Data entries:
________
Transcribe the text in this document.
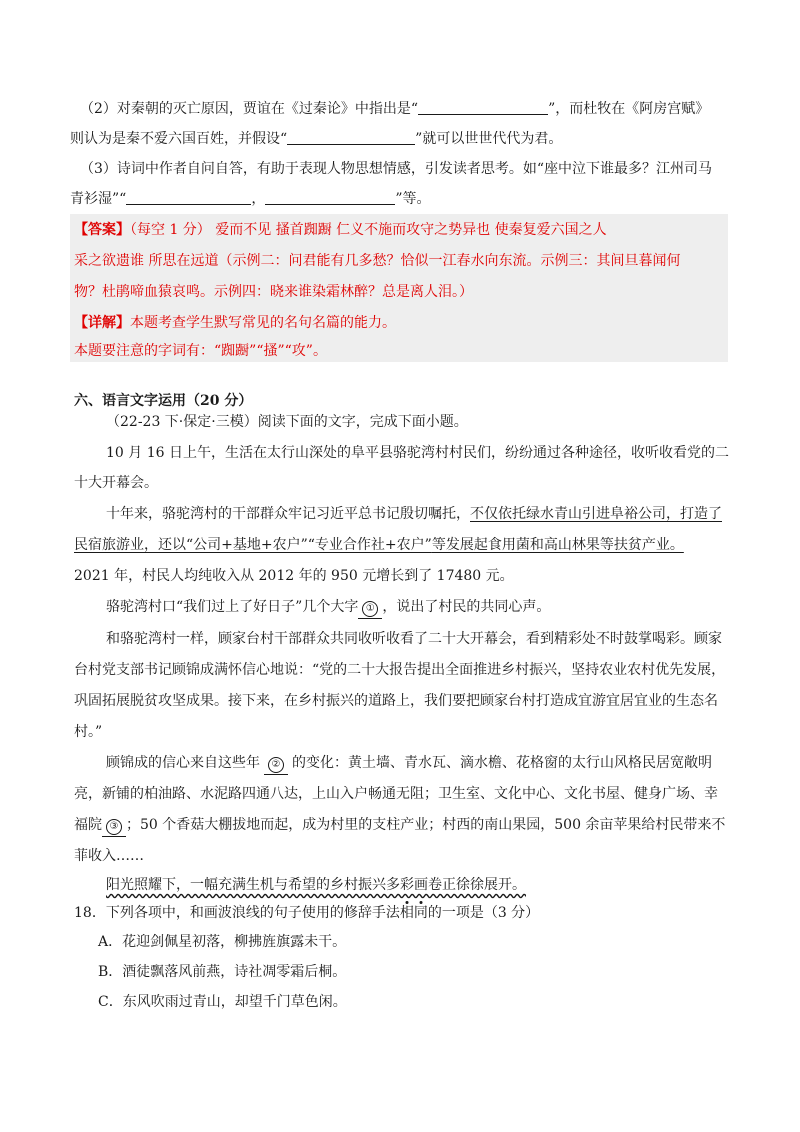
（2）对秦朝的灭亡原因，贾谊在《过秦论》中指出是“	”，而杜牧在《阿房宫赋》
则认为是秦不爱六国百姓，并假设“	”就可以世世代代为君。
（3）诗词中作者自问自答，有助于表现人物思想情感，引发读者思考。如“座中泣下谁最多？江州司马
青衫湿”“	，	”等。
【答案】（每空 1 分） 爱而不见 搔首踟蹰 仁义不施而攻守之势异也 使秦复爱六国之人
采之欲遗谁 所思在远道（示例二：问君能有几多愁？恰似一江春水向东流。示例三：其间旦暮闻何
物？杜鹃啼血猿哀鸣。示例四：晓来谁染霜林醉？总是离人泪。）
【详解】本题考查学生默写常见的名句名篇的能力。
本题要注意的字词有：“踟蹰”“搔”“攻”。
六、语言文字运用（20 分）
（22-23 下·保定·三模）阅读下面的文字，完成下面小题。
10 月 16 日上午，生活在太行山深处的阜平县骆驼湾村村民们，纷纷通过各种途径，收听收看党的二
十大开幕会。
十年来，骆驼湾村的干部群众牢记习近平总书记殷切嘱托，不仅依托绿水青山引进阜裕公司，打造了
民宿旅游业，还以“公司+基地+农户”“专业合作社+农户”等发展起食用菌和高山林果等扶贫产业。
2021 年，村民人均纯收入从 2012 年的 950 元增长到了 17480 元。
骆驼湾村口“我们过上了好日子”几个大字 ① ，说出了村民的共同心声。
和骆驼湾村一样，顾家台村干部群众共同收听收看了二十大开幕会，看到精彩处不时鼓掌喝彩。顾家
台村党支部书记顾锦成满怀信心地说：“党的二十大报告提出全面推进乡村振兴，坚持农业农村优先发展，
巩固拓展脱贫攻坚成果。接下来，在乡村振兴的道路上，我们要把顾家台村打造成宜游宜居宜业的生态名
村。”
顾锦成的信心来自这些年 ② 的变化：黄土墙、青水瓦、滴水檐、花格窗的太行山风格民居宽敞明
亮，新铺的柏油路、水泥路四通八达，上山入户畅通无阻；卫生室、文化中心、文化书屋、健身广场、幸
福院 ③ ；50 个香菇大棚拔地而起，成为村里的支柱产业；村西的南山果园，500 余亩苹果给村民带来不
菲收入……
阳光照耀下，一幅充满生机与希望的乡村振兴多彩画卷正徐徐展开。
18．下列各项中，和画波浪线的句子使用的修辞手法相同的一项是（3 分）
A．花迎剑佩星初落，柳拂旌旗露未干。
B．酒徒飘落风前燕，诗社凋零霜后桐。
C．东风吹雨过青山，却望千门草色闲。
________
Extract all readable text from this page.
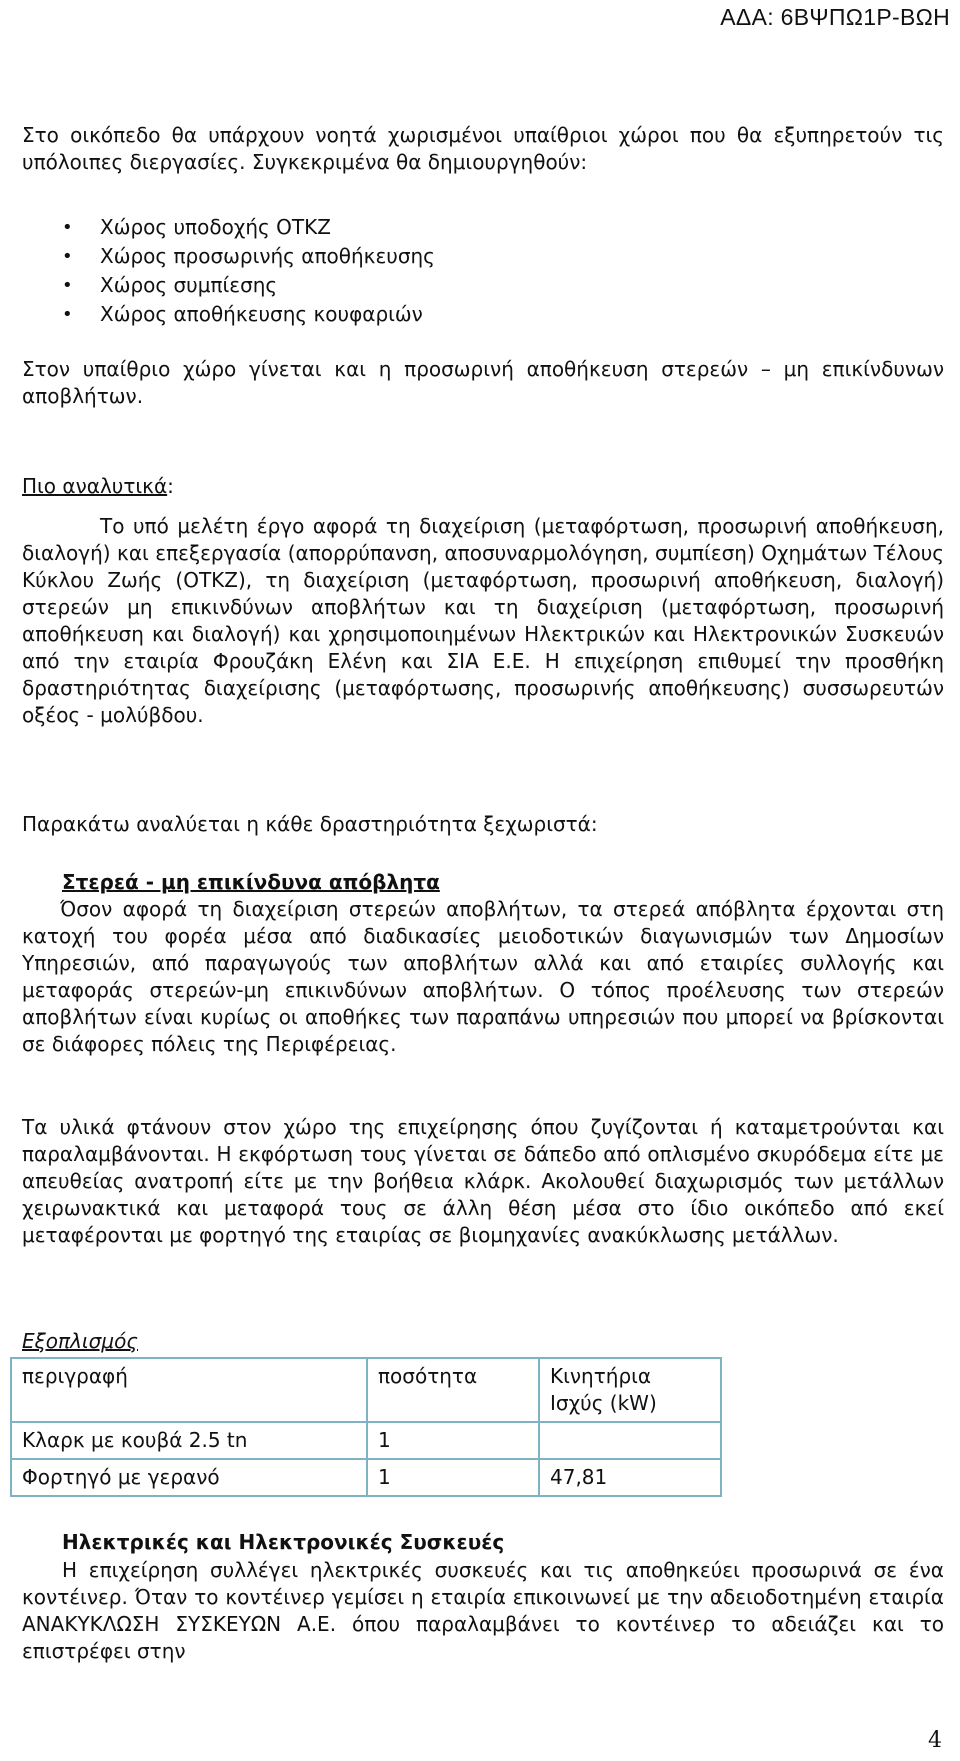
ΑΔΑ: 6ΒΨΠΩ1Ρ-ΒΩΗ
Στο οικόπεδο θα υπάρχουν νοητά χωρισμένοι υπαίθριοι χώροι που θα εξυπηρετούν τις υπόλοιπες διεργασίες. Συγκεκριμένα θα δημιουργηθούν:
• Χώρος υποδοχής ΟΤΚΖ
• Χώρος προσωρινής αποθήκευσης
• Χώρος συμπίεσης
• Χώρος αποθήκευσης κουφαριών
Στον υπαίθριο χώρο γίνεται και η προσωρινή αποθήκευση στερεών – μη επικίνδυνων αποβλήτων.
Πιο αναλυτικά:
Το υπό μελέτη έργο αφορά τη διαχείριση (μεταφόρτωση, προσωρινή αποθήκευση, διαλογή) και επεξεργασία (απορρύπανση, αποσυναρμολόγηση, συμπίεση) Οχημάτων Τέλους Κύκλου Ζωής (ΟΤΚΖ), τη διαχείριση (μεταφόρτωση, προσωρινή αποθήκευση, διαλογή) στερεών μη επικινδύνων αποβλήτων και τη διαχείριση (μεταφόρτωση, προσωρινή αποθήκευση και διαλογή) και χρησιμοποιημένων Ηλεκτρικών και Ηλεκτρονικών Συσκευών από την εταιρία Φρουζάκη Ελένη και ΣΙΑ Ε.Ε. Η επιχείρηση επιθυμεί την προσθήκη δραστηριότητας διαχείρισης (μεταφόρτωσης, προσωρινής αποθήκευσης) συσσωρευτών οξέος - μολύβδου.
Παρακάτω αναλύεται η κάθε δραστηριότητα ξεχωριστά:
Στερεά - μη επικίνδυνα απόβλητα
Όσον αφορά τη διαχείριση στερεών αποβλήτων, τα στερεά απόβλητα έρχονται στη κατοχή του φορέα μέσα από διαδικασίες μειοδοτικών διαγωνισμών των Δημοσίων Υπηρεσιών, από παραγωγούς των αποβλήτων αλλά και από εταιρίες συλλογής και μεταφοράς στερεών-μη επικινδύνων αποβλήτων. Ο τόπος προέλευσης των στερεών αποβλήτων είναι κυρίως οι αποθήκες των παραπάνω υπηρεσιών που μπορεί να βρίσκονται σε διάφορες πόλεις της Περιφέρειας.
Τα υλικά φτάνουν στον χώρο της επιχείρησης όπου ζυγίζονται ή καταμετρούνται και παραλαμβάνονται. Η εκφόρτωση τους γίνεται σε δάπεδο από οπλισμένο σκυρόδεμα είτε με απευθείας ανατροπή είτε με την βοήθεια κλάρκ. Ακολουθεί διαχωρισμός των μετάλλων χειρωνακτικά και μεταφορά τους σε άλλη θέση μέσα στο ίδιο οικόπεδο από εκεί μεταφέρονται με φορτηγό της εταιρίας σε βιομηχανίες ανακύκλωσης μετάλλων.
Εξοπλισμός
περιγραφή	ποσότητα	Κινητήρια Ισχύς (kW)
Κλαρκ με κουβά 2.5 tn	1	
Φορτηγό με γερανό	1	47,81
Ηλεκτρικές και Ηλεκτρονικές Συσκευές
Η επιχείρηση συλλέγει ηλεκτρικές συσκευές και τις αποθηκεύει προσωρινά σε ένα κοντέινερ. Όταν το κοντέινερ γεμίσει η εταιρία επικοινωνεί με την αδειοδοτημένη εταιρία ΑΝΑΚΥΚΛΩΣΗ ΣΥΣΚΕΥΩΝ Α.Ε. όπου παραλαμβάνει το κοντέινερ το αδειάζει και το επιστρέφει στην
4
________
Collect every line above that contains the word "text".

Transcribe the text in this document.
Extract all readable text from this page.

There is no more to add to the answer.